WHAT YOU HAVE TO DO
Reproduce the lines of the material exactly, excluding every image.
-------- RECORD EXTRACTS
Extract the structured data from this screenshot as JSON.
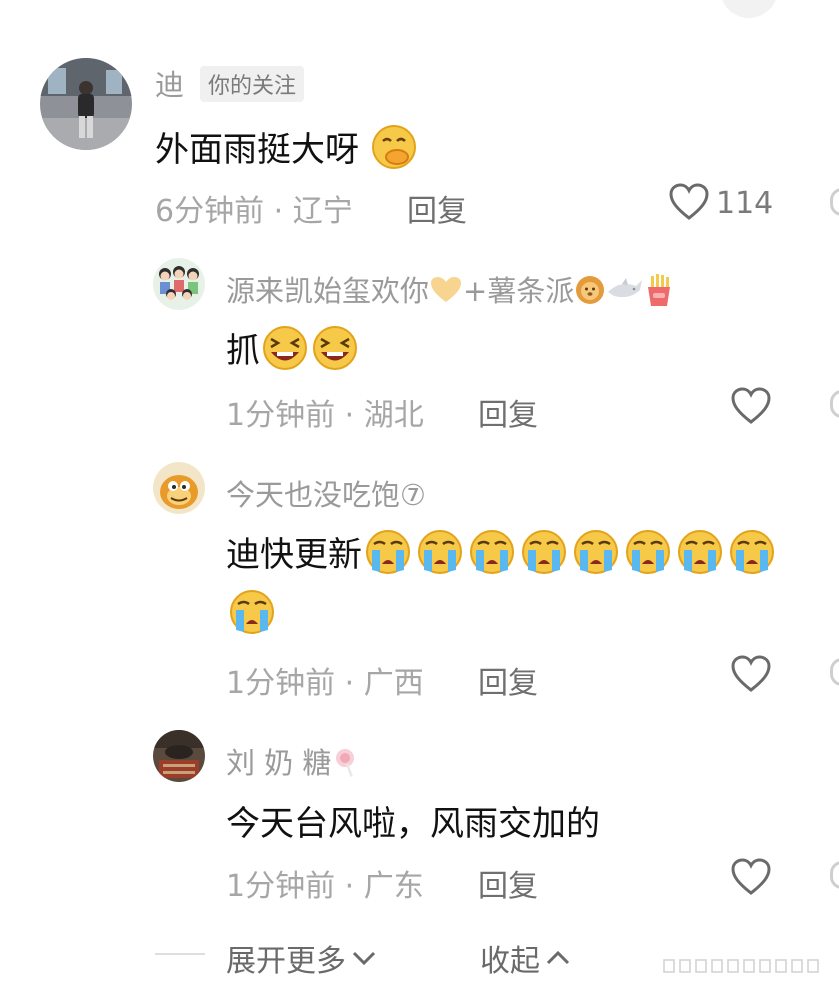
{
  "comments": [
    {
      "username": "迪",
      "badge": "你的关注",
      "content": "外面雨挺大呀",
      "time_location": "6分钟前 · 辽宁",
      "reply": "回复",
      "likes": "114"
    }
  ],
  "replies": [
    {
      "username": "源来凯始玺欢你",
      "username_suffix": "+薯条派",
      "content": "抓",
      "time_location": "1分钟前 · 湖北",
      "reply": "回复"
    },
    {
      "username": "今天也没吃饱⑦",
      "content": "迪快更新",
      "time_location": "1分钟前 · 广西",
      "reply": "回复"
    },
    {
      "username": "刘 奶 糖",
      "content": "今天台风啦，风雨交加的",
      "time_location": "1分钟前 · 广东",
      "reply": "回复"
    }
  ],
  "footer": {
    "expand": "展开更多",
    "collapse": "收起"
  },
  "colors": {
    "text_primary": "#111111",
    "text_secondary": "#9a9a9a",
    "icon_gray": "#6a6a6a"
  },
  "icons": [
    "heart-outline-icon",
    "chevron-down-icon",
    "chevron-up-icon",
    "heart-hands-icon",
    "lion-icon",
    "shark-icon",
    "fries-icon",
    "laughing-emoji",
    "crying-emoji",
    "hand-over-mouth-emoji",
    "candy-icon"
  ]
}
----------------
FINISHED EXERCISE
Extract the structured data from this screenshot as JSON.
{
  "comments": [
    {
      "username": "迪",
      "badge": "你的关注",
      "content": "外面雨挺大呀",
      "time_location": "6分钟前 · 辽宁",
      "reply": "回复",
      "likes": "114"
    }
  ],
  "replies": [
    {
      "username": "源来凯始玺欢你",
      "username_suffix": "+薯条派",
      "content": "抓",
      "time_location": "1分钟前 · 湖北",
      "reply": "回复"
    },
    {
      "username": "今天也没吃饱⑦",
      "content": "迪快更新",
      "time_location": "1分钟前 · 广西",
      "reply": "回复"
    },
    {
      "username": "刘 奶 糖",
      "content": "今天台风啦，风雨交加的",
      "time_location": "1分钟前 · 广东",
      "reply": "回复"
    }
  ],
  "footer": {
    "expand": "展开更多",
    "collapse": "收起"
  },
  "colors": {
    "text_primary": "#111111",
    "text_secondary": "#9a9a9a",
    "icon_gray": "#6a6a6a"
  },
  "icons": [
    "heart-outline-icon",
    "chevron-down-icon",
    "chevron-up-icon",
    "heart-hands-icon",
    "lion-icon",
    "shark-icon",
    "fries-icon",
    "laughing-emoji",
    "crying-emoji",
    "hand-over-mouth-emoji",
    "candy-icon"
  ]
}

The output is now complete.